--- start RECORDED DATA ---

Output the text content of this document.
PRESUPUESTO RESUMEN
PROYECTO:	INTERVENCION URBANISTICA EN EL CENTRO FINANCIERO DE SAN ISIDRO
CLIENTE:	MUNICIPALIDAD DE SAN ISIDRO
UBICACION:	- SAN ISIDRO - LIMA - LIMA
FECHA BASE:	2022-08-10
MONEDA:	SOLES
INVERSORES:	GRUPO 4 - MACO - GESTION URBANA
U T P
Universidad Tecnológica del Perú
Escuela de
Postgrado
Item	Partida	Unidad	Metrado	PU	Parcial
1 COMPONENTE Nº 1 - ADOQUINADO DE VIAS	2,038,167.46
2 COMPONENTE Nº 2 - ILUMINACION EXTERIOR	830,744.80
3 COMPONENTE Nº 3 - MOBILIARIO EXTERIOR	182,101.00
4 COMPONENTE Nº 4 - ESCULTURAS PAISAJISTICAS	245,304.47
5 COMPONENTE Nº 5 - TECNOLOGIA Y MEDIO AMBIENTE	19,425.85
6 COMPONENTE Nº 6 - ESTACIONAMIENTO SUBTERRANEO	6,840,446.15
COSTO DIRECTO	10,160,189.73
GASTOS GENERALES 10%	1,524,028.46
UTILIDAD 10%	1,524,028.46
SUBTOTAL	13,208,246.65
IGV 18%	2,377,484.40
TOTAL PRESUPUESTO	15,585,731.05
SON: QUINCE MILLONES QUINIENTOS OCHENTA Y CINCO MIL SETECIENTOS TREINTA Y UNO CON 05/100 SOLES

--- end RECORDED DATA ---

• GIVEN EXERCISE: Exactly as written above, please repeat the entries.

• THE RESPONSE:
Output the text content of this document.
PRESUPUESTO RESUMEN
PROYECTO:	INTERVENCION URBANISTICA EN EL CENTRO FINANCIERO DE SAN ISIDRO
CLIENTE:	MUNICIPALIDAD DE SAN ISIDRO
UBICACION:	- SAN ISIDRO - LIMA - LIMA
FECHA BASE:	2022-08-10
MONEDA:	SOLES
INVERSORES:	GRUPO 4 - MACO - GESTION URBANA
U T P
Universidad Tecnológica del Perú
Escuela de
Postgrado
Item	Partida	Unidad	Metrado	PU	Parcial
1 COMPONENTE Nº 1 - ADOQUINADO DE VIAS	2,038,167.46
2 COMPONENTE Nº 2 - ILUMINACION EXTERIOR	830,744.80
3 COMPONENTE Nº 3 - MOBILIARIO EXTERIOR	182,101.00
4 COMPONENTE Nº 4 - ESCULTURAS PAISAJISTICAS	245,304.47
5 COMPONENTE Nº 5 - TECNOLOGIA Y MEDIO AMBIENTE	19,425.85
6 COMPONENTE Nº 6 - ESTACIONAMIENTO SUBTERRANEO	6,840,446.15
COSTO DIRECTO	10,160,189.73
GASTOS GENERALES 10%	1,524,028.46
UTILIDAD 10%	1,524,028.46
SUBTOTAL	13,208,246.65
IGV 18%	2,377,484.40
TOTAL PRESUPUESTO	15,585,731.05
SON: QUINCE MILLONES QUINIENTOS OCHENTA Y CINCO MIL SETECIENTOS TREINTA Y UNO CON 05/100 SOLES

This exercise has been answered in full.